### Goal
Figure out how many lines of the material below contain the word "uchun". Answer with the number only.

### The data
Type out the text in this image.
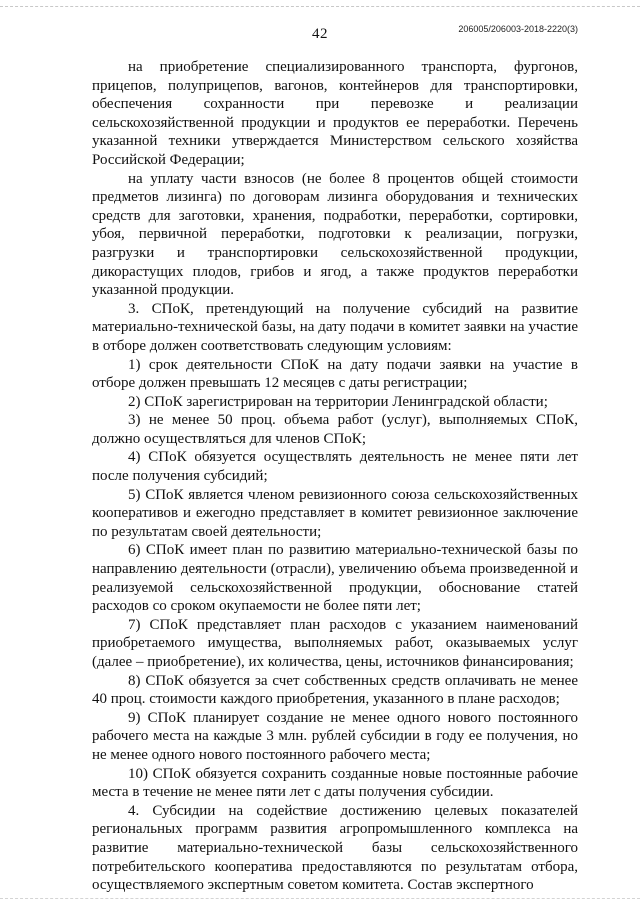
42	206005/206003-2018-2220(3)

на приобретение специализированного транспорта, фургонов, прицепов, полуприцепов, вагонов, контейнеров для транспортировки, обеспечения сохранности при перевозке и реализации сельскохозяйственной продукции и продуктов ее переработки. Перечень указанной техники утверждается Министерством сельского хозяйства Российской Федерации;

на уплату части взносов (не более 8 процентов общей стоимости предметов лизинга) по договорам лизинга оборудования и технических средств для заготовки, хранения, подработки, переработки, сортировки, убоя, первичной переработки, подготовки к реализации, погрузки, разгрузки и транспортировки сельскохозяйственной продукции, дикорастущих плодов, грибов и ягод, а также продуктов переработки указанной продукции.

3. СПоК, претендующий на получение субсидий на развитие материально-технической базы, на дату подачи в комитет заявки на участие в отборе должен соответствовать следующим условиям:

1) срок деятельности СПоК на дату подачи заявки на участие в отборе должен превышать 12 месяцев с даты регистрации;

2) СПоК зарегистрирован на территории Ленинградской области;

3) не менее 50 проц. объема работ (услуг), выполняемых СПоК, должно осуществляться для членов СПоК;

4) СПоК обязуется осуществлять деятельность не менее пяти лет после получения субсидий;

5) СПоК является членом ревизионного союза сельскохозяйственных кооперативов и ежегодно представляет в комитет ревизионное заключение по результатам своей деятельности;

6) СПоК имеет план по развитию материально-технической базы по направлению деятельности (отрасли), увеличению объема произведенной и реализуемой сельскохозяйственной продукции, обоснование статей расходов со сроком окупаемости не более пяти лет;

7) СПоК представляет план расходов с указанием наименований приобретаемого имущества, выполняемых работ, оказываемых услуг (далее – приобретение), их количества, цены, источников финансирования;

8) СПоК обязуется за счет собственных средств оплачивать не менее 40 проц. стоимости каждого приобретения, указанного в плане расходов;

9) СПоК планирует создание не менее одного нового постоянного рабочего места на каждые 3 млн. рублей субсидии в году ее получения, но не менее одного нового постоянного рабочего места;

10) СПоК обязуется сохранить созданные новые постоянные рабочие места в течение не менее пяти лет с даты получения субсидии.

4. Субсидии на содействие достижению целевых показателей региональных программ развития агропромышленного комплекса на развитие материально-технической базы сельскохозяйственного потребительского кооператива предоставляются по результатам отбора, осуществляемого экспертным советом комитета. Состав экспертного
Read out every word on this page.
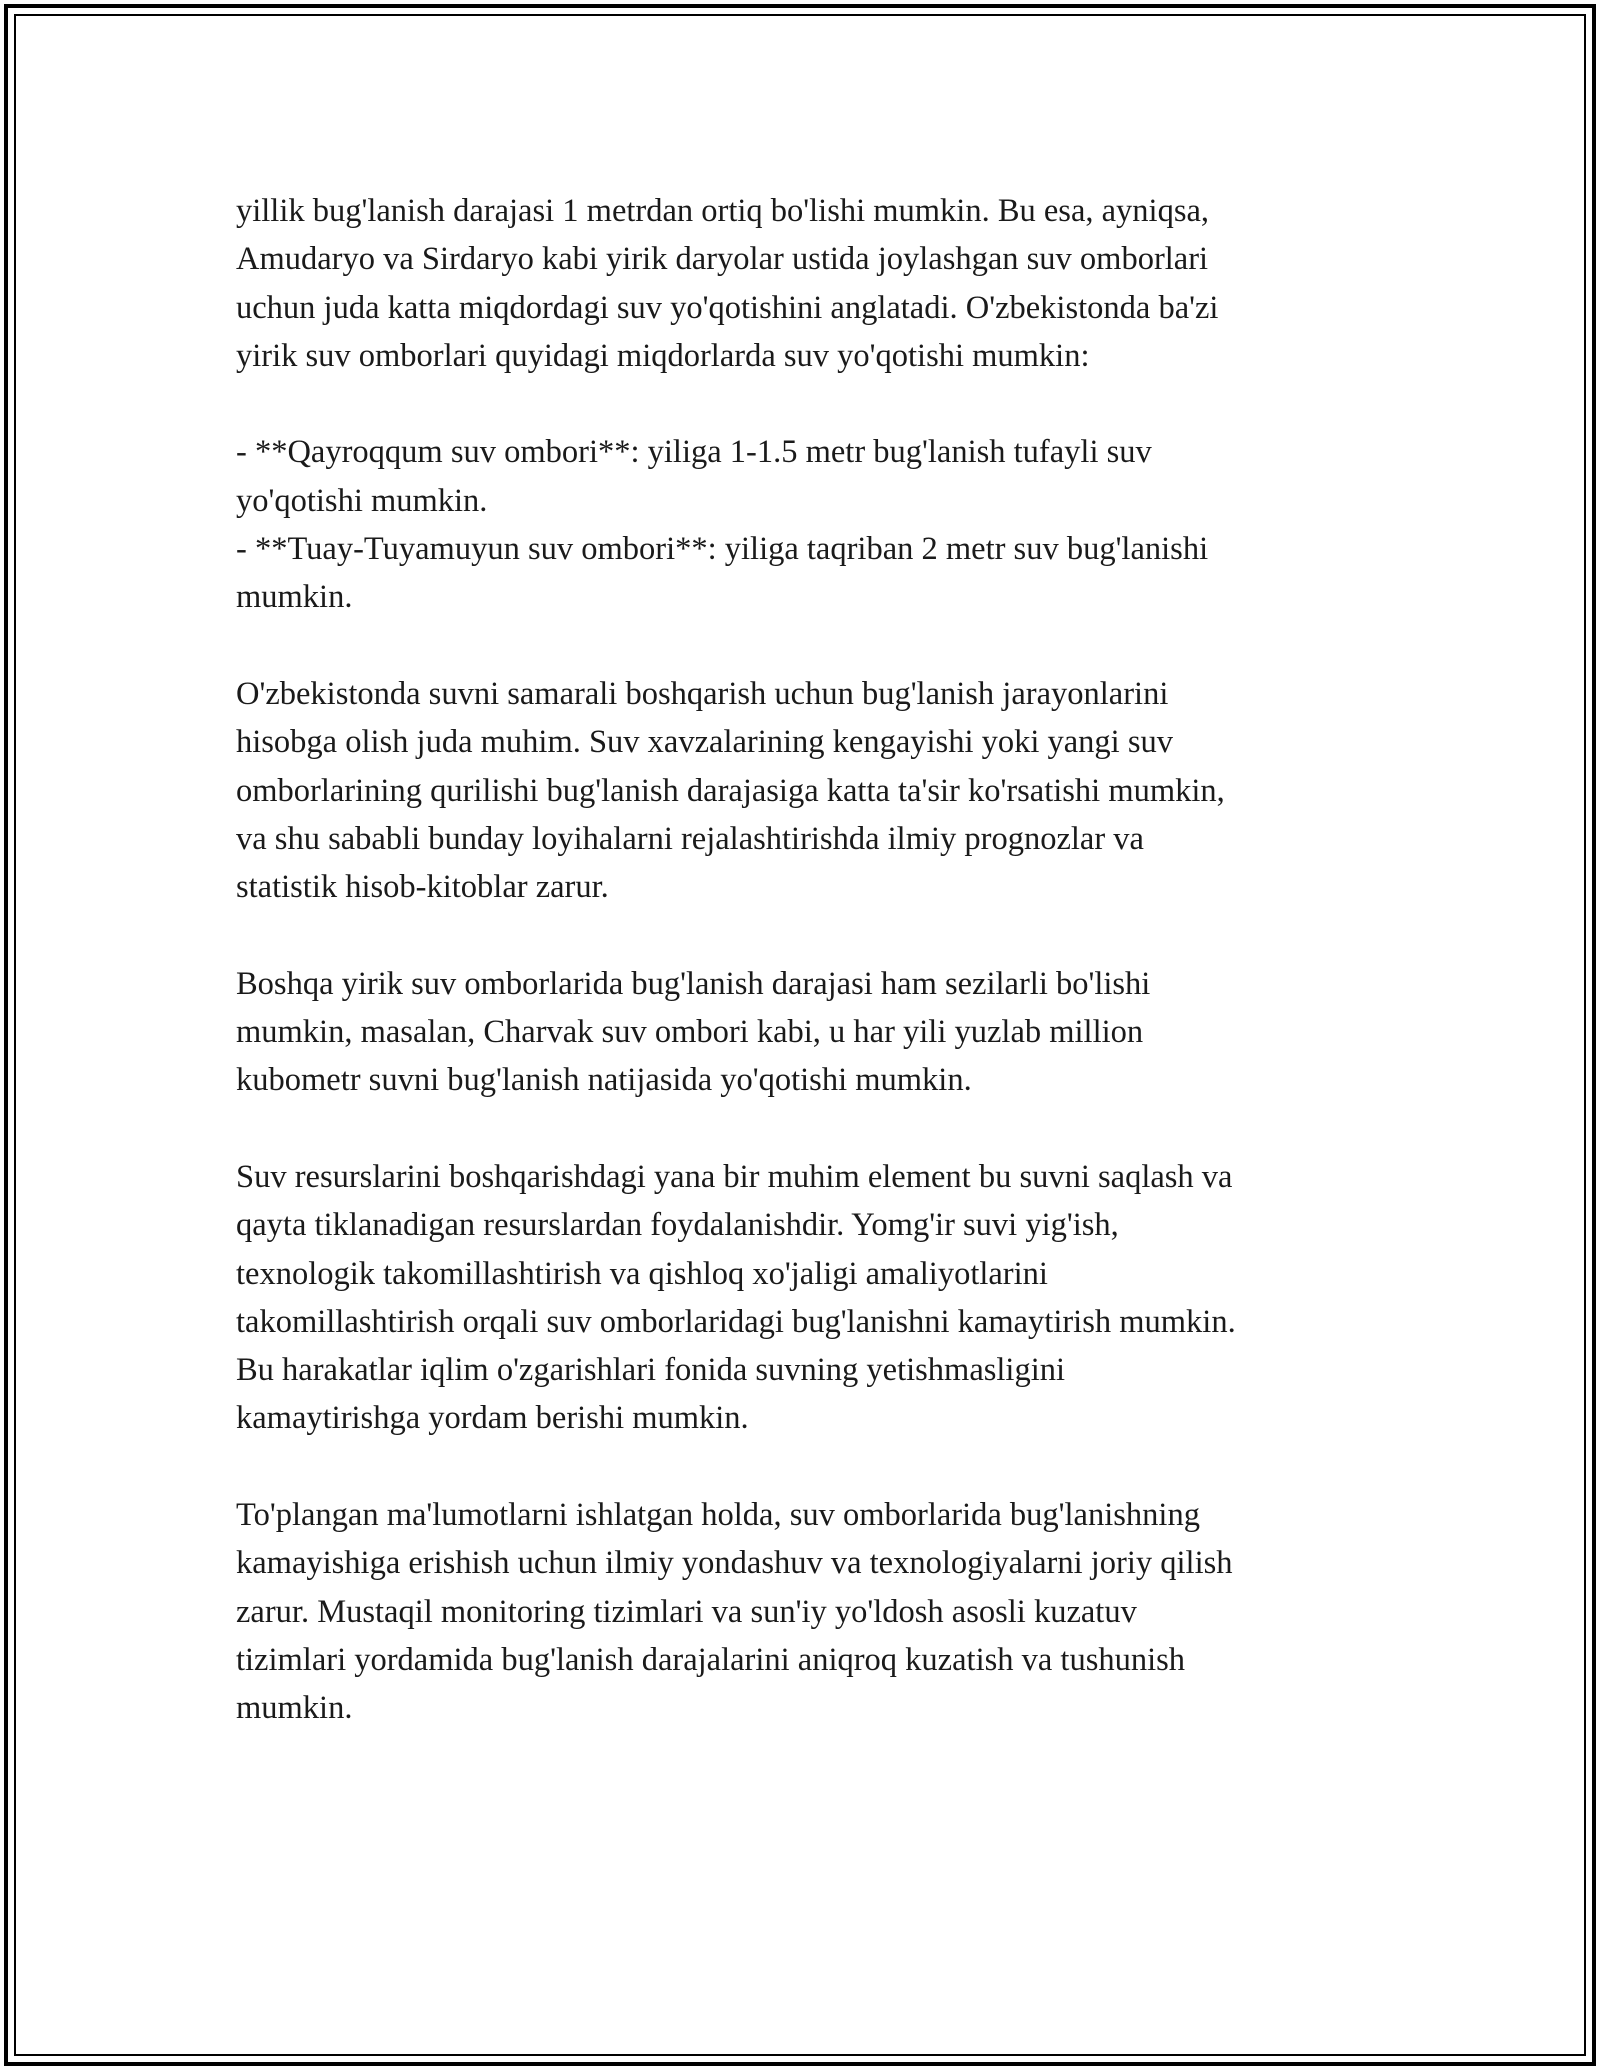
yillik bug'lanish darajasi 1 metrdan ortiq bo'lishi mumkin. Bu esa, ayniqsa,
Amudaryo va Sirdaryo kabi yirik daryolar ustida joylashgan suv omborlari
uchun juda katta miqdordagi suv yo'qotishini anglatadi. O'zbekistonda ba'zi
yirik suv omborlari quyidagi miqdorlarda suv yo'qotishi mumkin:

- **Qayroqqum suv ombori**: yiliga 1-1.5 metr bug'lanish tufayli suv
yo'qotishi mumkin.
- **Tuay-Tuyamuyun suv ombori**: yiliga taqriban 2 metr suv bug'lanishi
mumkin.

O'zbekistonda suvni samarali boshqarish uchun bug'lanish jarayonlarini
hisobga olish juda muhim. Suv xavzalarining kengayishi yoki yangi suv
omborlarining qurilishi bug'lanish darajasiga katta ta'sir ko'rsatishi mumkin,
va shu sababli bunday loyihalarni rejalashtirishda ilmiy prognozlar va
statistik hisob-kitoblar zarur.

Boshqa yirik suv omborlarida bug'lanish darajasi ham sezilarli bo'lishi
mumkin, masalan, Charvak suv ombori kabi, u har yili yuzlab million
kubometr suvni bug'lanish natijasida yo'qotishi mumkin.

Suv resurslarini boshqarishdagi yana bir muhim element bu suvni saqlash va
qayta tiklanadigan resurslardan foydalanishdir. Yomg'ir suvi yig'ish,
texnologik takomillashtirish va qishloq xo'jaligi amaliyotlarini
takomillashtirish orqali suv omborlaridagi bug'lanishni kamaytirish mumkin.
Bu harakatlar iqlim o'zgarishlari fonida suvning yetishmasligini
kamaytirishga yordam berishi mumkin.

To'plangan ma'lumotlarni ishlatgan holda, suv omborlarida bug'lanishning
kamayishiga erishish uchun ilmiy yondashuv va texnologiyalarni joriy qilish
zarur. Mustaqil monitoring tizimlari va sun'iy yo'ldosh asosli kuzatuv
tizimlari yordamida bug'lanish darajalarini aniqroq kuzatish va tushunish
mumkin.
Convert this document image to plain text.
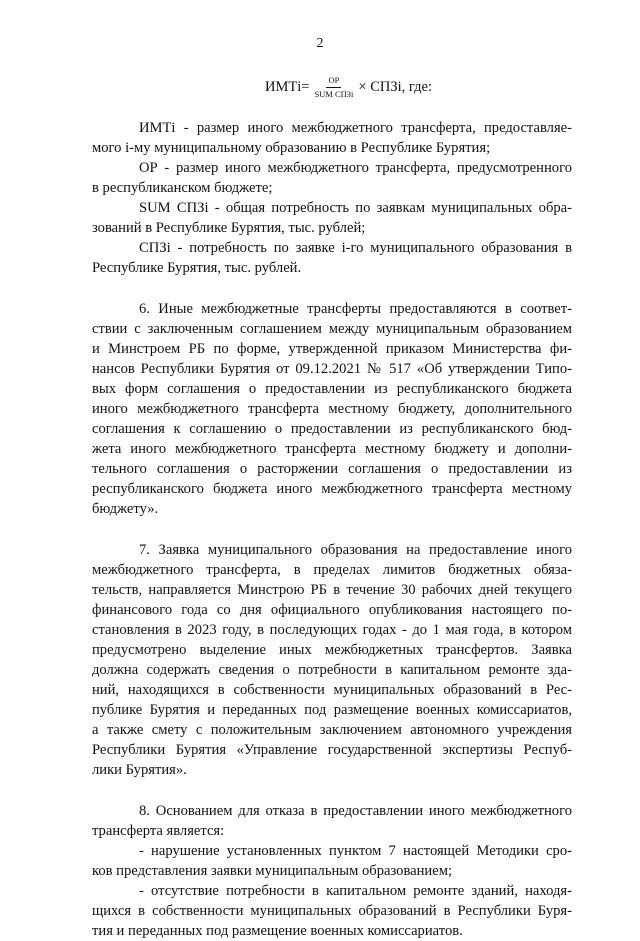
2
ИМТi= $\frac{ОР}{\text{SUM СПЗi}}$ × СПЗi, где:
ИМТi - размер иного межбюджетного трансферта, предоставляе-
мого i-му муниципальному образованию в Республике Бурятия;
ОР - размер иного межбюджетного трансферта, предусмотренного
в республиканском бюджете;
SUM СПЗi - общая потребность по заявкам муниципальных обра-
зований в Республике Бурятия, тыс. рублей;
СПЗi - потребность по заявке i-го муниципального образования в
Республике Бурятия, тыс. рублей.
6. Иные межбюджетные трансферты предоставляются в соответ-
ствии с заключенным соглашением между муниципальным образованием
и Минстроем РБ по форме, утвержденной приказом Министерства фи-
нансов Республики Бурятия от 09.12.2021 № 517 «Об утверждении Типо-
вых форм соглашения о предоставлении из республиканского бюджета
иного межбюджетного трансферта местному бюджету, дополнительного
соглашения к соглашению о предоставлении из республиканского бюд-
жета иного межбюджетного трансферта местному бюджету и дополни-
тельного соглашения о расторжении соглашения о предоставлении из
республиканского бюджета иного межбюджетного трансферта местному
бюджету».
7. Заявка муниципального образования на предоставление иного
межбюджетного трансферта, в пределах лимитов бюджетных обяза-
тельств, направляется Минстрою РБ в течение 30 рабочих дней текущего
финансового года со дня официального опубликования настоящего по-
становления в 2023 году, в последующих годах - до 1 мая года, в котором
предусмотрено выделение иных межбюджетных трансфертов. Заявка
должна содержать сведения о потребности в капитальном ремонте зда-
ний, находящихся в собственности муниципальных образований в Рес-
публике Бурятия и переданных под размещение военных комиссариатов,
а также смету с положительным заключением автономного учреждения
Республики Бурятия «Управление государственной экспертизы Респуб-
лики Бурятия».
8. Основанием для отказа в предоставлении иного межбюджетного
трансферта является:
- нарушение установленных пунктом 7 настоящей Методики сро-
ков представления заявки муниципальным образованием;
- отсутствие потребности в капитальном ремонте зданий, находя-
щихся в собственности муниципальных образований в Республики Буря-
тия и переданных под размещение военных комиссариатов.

### Result of the exercise
3